• **ENTRIES**
▶
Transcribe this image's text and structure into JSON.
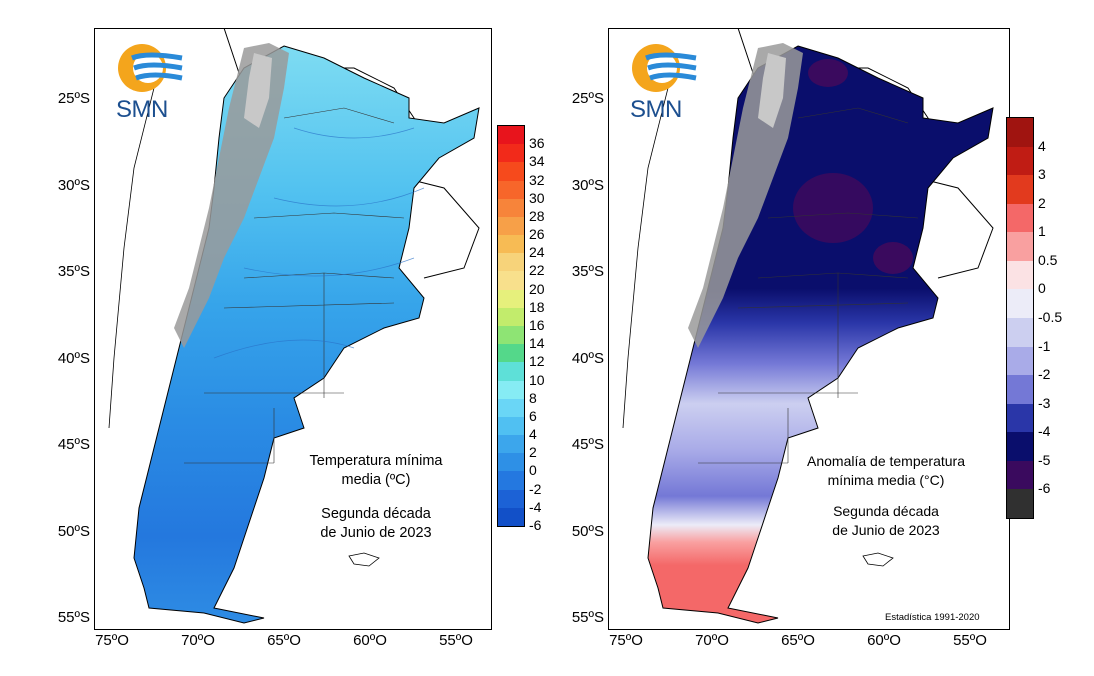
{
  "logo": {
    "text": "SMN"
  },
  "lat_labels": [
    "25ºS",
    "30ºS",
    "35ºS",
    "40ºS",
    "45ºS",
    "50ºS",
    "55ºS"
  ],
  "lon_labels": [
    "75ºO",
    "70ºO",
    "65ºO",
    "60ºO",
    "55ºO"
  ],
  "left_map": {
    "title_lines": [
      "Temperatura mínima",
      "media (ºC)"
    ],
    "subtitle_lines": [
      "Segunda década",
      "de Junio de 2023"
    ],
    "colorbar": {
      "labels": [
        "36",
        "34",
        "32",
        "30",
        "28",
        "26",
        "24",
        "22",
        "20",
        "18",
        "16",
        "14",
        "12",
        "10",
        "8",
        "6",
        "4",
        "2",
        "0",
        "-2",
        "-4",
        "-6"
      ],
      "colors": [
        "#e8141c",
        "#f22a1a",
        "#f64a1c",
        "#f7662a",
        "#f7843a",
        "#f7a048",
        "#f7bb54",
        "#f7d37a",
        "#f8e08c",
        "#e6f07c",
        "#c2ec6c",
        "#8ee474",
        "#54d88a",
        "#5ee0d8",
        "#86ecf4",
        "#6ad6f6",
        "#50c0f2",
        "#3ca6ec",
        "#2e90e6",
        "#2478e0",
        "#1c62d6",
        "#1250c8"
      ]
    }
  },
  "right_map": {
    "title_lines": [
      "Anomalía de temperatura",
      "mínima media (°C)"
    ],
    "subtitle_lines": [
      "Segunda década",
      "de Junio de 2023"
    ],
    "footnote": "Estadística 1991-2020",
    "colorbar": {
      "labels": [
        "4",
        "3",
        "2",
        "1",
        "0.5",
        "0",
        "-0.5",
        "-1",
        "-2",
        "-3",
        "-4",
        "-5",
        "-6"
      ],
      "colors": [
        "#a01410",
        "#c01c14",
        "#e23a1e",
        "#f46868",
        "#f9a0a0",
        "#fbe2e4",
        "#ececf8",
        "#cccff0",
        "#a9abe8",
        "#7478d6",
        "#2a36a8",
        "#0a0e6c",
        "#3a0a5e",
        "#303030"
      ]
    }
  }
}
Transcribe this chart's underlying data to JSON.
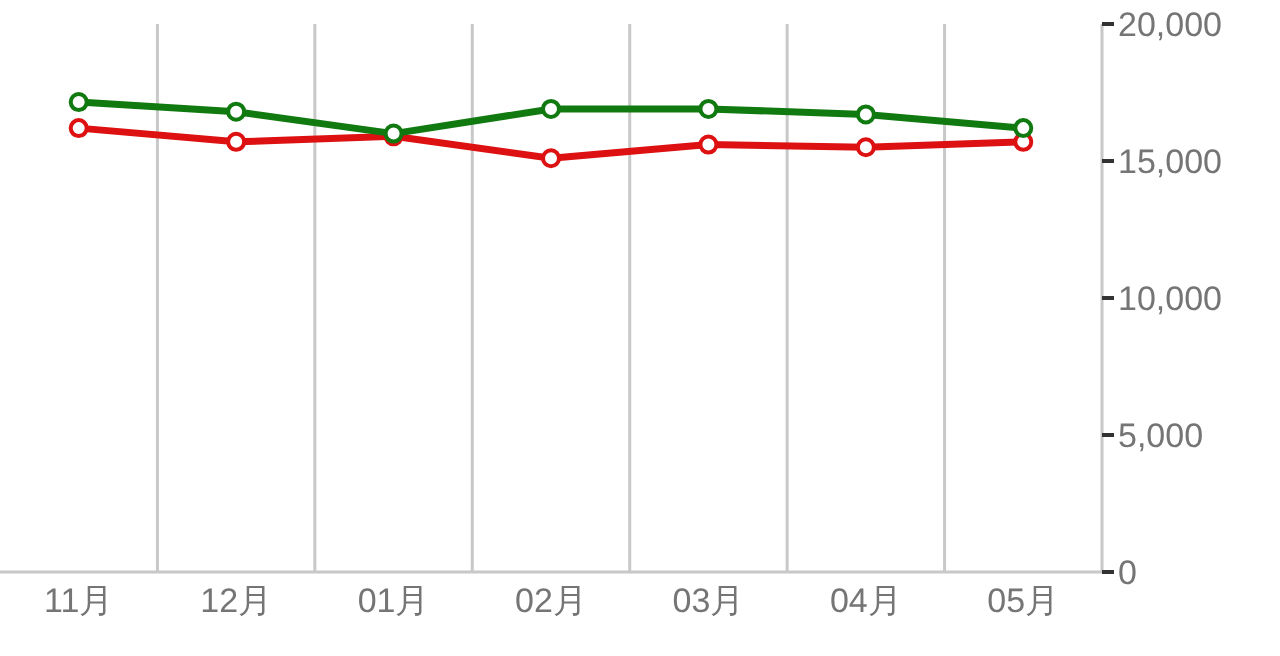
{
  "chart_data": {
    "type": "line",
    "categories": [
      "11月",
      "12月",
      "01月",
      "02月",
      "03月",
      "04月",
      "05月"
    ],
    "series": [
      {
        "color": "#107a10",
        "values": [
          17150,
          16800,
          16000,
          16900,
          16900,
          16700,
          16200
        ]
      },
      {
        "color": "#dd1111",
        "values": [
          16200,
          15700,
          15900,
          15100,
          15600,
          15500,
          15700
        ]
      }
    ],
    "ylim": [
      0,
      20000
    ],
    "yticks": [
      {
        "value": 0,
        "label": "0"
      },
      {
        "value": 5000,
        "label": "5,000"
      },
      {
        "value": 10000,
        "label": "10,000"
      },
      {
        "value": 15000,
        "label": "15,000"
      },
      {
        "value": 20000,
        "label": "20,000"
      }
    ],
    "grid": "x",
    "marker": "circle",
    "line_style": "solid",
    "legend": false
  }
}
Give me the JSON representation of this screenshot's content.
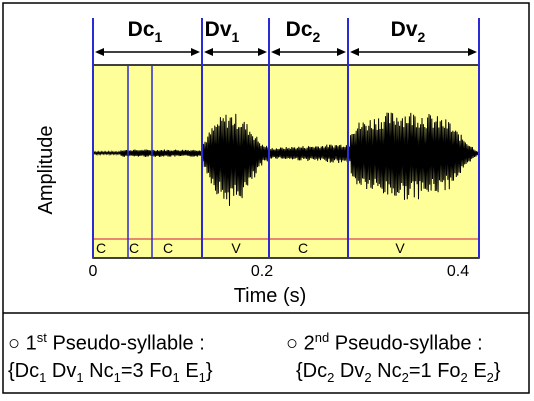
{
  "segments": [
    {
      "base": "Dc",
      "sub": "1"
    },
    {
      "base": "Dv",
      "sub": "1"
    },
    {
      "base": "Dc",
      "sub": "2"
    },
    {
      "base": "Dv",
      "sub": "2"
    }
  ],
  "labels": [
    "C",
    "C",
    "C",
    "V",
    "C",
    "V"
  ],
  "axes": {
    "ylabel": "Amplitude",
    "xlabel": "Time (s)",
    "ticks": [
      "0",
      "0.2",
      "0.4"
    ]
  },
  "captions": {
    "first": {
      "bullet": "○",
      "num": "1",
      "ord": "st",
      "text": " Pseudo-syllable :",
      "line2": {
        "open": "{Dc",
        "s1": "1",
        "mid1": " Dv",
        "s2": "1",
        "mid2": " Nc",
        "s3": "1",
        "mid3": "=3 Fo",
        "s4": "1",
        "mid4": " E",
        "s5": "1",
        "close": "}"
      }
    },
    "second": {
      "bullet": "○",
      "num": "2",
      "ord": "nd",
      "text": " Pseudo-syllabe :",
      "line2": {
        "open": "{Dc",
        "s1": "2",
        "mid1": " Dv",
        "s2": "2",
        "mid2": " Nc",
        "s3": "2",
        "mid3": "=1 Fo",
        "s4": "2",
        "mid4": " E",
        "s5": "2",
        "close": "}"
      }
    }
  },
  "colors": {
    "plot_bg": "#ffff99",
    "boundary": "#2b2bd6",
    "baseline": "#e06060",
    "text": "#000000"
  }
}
◀
• **EXERCISE AIM**
Leave out the pictures and print each record exactly as it stands.

• **OUTPUT FOR THIS EXERCISE**
Transcribe this image's text and structure into JSON.
{
  "logo": {
    "text": "SMN"
  },
  "lat_labels": [
    "25ºS",
    "30ºS",
    "35ºS",
    "40ºS",
    "45ºS",
    "50ºS",
    "55ºS"
  ],
  "lon_labels": [
    "75ºO",
    "70ºO",
    "65ºO",
    "60ºO",
    "55ºO"
  ],
  "left_map": {
    "title_lines": [
      "Temperatura mínima",
      "media (ºC)"
    ],
    "subtitle_lines": [
      "Segunda década",
      "de Junio de 2023"
    ],
    "colorbar": {
      "labels": [
        "36",
        "34",
        "32",
        "30",
        "28",
        "26",
        "24",
        "22",
        "20",
        "18",
        "16",
        "14",
        "12",
        "10",
        "8",
        "6",
        "4",
        "2",
        "0",
        "-2",
        "-4",
        "-6"
      ],
      "colors": [
        "#e8141c",
        "#f22a1a",
        "#f64a1c",
        "#f7662a",
        "#f7843a",
        "#f7a048",
        "#f7bb54",
        "#f7d37a",
        "#f8e08c",
        "#e6f07c",
        "#c2ec6c",
        "#8ee474",
        "#54d88a",
        "#5ee0d8",
        "#86ecf4",
        "#6ad6f6",
        "#50c0f2",
        "#3ca6ec",
        "#2e90e6",
        "#2478e0",
        "#1c62d6",
        "#1250c8"
      ]
    }
  },
  "right_map": {
    "title_lines": [
      "Anomalía de temperatura",
      "mínima media (°C)"
    ],
    "subtitle_lines": [
      "Segunda década",
      "de Junio de 2023"
    ],
    "footnote": "Estadística 1991-2020",
    "colorbar": {
      "labels": [
        "4",
        "3",
        "2",
        "1",
        "0.5",
        "0",
        "-0.5",
        "-1",
        "-2",
        "-3",
        "-4",
        "-5",
        "-6"
      ],
      "colors": [
        "#a01410",
        "#c01c14",
        "#e23a1e",
        "#f46868",
        "#f9a0a0",
        "#fbe2e4",
        "#ececf8",
        "#cccff0",
        "#a9abe8",
        "#7478d6",
        "#2a36a8",
        "#0a0e6c",
        "#3a0a5e",
        "#303030"
      ]
    }
  }
}
Transcribe this chart's underlying data to JSON.
{
  "chart_data": {
    "type": "line",
    "categories": [
      "11月",
      "12月",
      "01月",
      "02月",
      "03月",
      "04月",
      "05月"
    ],
    "series": [
      {
        "color": "#107a10",
        "values": [
          17150,
          16800,
          16000,
          16900,
          16900,
          16700,
          16200
        ]
      },
      {
        "color": "#dd1111",
        "values": [
          16200,
          15700,
          15900,
          15100,
          15600,
          15500,
          15700
        ]
      }
    ],
    "ylim": [
      0,
      20000
    ],
    "yticks": [
      {
        "value": 0,
        "label": "0"
      },
      {
        "value": 5000,
        "label": "5,000"
      },
      {
        "value": 10000,
        "label": "10,000"
      },
      {
        "value": 15000,
        "label": "15,000"
      },
      {
        "value": 20000,
        "label": "20,000"
      }
    ],
    "grid": "x",
    "marker": "circle",
    "line_style": "solid",
    "legend": false
  }
}
Give me the JSON representation of this screenshot's content.
{
  "segments": [
    {
      "base": "Dc",
      "sub": "1"
    },
    {
      "base": "Dv",
      "sub": "1"
    },
    {
      "base": "Dc",
      "sub": "2"
    },
    {
      "base": "Dv",
      "sub": "2"
    }
  ],
  "labels": [
    "C",
    "C",
    "C",
    "V",
    "C",
    "V"
  ],
  "axes": {
    "ylabel": "Amplitude",
    "xlabel": "Time (s)",
    "ticks": [
      "0",
      "0.2",
      "0.4"
    ]
  },
  "captions": {
    "first": {
      "bullet": "○",
      "num": "1",
      "ord": "st",
      "text": " Pseudo-syllable :",
      "line2": {
        "open": "{Dc",
        "s1": "1",
        "mid1": " Dv",
        "s2": "1",
        "mid2": " Nc",
        "s3": "1",
        "mid3": "=3 Fo",
        "s4": "1",
        "mid4": " E",
        "s5": "1",
        "close": "}"
      }
    },
    "second": {
      "bullet": "○",
      "num": "2",
      "ord": "nd",
      "text": " Pseudo-syllabe :",
      "line2": {
        "open": "{Dc",
        "s1": "2",
        "mid1": " Dv",
        "s2": "2",
        "mid2": " Nc",
        "s3": "2",
        "mid3": "=1 Fo",
        "s4": "2",
        "mid4": " E",
        "s5": "2",
        "close": "}"
      }
    }
  },
  "colors": {
    "plot_bg": "#ffff99",
    "boundary": "#2b2bd6",
    "baseline": "#e06060",
    "text": "#000000"
  }
}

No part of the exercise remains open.